Given problem | For the data below, report only the number of lines containing the string "name".
## begin Material for this task
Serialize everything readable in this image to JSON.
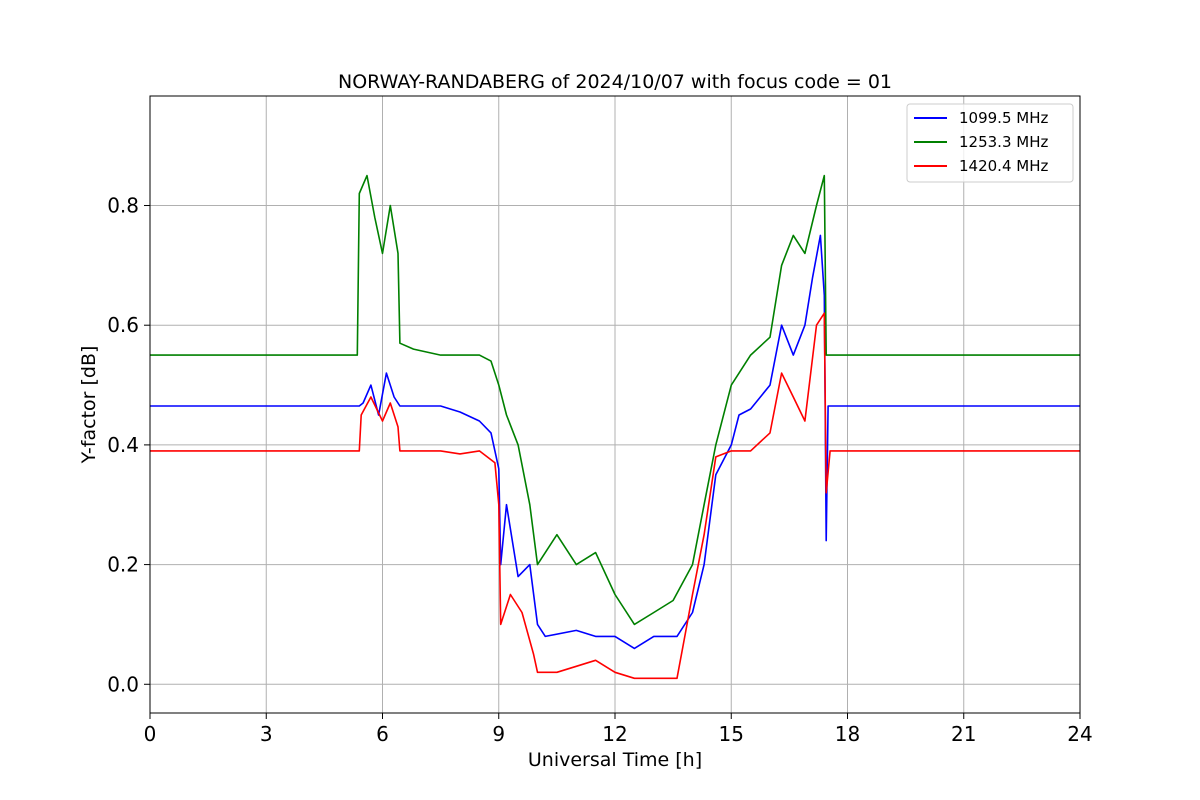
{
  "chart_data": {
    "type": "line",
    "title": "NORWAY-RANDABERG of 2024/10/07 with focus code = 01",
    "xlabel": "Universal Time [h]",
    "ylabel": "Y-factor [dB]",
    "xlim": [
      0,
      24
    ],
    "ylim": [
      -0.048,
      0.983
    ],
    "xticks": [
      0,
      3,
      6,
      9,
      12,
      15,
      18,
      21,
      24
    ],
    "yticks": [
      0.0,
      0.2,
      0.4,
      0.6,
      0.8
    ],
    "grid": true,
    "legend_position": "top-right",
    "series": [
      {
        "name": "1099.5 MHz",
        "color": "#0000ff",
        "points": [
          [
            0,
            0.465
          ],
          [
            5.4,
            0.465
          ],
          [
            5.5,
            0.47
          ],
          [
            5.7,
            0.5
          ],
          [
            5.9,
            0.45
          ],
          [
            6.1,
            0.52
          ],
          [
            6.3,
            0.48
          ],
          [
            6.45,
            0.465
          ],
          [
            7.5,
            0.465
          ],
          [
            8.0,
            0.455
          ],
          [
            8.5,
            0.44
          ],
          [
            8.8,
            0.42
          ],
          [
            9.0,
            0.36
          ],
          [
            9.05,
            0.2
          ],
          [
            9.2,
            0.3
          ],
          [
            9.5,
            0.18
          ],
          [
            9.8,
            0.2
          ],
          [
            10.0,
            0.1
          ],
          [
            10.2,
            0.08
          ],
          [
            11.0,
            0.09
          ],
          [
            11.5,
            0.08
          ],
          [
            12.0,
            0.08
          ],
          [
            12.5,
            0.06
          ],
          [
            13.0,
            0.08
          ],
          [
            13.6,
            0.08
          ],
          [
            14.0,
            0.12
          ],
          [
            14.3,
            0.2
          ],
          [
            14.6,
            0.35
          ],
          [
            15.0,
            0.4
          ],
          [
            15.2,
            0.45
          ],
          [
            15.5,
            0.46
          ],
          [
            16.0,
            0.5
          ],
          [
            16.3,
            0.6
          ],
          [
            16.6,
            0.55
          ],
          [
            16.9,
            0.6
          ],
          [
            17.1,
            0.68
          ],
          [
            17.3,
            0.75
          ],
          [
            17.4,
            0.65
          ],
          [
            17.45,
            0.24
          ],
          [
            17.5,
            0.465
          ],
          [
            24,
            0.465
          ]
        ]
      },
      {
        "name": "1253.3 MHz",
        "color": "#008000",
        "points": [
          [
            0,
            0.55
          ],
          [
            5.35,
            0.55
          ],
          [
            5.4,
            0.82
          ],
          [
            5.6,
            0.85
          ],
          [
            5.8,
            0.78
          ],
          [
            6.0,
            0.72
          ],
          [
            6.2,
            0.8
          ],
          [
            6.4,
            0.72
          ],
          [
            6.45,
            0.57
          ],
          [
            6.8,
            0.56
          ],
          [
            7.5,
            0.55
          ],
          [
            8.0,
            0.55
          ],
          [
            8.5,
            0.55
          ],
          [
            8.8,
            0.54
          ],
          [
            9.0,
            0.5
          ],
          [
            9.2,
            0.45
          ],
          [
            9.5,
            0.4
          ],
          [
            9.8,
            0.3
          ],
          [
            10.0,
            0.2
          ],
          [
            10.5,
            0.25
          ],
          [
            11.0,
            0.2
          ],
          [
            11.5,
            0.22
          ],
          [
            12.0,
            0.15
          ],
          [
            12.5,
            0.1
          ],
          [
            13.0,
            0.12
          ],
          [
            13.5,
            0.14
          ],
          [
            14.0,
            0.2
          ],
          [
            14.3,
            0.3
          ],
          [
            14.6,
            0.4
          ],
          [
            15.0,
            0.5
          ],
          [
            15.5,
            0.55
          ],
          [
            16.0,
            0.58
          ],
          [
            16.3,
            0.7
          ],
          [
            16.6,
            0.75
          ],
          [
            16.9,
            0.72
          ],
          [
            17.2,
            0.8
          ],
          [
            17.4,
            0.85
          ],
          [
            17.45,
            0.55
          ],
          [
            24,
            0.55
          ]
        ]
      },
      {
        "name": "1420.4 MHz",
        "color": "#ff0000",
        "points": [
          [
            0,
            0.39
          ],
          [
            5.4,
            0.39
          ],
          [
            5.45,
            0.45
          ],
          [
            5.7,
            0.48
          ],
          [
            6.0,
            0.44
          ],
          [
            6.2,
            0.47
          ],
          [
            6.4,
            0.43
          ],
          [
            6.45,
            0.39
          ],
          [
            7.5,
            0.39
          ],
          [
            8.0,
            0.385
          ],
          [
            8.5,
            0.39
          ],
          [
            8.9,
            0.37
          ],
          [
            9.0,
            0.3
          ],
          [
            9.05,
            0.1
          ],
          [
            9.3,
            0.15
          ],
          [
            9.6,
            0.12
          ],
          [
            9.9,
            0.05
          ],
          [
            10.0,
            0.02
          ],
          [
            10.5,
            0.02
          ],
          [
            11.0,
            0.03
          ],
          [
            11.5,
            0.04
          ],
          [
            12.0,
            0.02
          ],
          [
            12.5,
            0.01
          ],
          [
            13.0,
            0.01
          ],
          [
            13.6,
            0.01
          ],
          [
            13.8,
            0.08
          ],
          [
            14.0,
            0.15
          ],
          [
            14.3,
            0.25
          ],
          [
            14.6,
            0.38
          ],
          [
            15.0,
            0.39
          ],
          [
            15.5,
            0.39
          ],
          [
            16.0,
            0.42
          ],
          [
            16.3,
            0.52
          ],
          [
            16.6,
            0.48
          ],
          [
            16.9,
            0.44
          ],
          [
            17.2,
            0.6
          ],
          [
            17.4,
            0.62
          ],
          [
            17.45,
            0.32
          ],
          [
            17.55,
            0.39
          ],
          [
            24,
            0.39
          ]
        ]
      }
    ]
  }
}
## end Material for this task
## begin Material for this task
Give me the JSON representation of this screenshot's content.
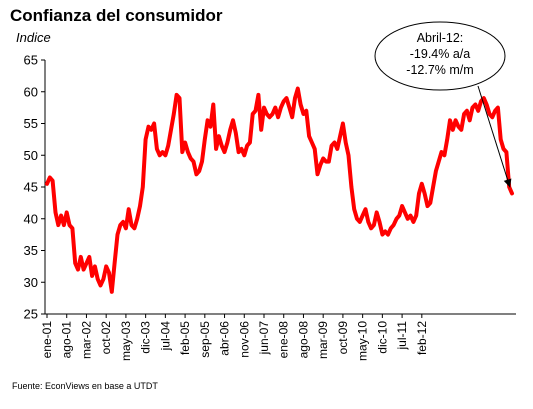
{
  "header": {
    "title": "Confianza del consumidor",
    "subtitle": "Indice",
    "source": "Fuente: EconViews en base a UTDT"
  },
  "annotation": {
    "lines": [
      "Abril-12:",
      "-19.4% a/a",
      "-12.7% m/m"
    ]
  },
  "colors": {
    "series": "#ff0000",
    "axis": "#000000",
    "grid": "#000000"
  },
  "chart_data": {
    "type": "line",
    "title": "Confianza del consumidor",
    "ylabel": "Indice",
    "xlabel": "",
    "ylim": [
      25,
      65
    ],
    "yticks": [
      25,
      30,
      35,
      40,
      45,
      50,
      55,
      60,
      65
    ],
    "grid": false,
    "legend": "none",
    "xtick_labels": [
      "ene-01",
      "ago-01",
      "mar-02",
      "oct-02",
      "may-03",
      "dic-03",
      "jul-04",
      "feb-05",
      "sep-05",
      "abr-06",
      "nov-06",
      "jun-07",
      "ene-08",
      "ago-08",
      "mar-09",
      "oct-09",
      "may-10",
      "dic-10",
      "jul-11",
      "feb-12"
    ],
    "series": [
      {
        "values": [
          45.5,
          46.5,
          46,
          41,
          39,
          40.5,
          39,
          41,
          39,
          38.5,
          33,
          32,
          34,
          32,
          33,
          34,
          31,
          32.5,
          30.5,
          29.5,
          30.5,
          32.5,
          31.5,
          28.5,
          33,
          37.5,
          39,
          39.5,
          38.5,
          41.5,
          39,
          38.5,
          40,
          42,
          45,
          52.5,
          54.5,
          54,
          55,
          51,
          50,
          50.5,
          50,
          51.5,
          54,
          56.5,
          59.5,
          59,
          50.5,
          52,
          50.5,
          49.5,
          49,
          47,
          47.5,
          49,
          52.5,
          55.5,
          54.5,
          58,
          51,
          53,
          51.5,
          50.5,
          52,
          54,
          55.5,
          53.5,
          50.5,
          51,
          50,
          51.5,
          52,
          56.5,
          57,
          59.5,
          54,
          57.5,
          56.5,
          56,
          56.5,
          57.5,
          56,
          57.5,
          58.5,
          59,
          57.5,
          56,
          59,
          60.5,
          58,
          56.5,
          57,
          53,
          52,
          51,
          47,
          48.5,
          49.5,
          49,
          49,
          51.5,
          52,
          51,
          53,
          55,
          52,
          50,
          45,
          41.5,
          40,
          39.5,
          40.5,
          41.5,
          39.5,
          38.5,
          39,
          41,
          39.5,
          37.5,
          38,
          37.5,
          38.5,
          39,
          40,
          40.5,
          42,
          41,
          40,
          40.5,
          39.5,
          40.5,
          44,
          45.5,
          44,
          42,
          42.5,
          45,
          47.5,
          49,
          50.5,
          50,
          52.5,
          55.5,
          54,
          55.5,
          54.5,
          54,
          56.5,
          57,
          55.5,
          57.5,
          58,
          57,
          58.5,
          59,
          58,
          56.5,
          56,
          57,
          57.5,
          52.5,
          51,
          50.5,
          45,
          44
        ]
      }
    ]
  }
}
## end Material for this task
## begin Material for this task
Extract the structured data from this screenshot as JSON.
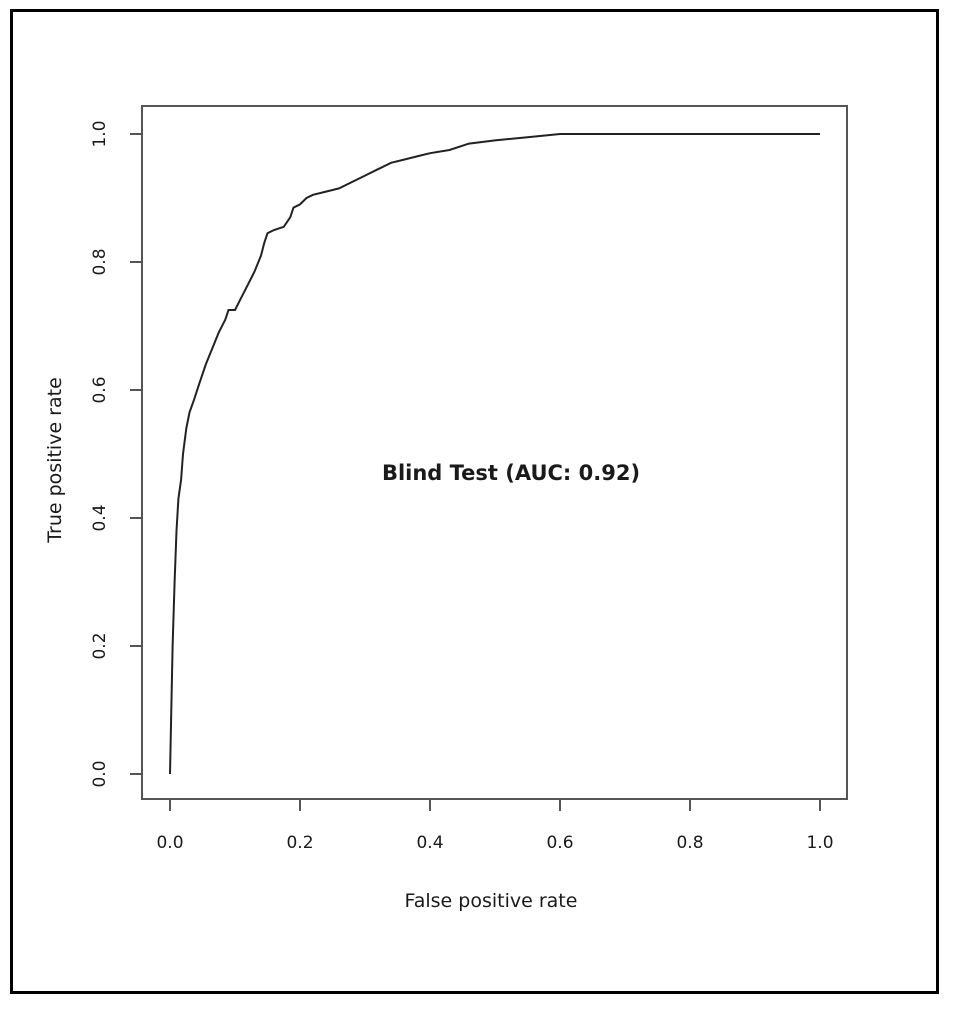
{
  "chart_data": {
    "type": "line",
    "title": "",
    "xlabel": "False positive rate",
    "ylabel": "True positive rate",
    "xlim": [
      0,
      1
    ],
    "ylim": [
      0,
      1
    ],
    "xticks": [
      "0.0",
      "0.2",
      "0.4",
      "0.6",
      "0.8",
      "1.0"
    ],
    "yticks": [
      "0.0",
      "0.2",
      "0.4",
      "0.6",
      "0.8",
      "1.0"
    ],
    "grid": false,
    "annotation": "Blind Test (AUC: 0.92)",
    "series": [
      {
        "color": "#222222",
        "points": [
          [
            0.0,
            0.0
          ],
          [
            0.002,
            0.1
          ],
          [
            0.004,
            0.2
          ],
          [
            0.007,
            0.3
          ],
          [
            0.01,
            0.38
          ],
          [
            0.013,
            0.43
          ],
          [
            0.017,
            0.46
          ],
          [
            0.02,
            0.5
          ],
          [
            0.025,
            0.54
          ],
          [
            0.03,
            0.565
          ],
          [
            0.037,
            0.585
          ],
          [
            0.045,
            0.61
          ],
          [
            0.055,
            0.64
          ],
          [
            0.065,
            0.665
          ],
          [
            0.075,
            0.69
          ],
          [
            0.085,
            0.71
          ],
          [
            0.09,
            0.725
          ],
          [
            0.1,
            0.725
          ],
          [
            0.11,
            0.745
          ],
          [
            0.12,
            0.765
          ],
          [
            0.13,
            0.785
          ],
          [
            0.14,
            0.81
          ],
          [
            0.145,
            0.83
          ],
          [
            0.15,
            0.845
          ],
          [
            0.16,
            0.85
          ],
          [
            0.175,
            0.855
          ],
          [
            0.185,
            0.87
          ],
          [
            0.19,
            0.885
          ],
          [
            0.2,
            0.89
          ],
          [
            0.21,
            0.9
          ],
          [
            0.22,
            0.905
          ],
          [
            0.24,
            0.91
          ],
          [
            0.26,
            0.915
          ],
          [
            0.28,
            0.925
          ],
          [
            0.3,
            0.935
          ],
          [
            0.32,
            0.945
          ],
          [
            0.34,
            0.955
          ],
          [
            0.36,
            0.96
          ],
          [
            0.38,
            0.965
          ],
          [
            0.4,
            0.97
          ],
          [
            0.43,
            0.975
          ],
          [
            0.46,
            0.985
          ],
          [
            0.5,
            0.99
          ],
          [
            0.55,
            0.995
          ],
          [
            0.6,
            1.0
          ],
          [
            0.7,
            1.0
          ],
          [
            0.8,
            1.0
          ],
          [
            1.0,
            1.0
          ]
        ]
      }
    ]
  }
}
## end Material for this task
Response | 3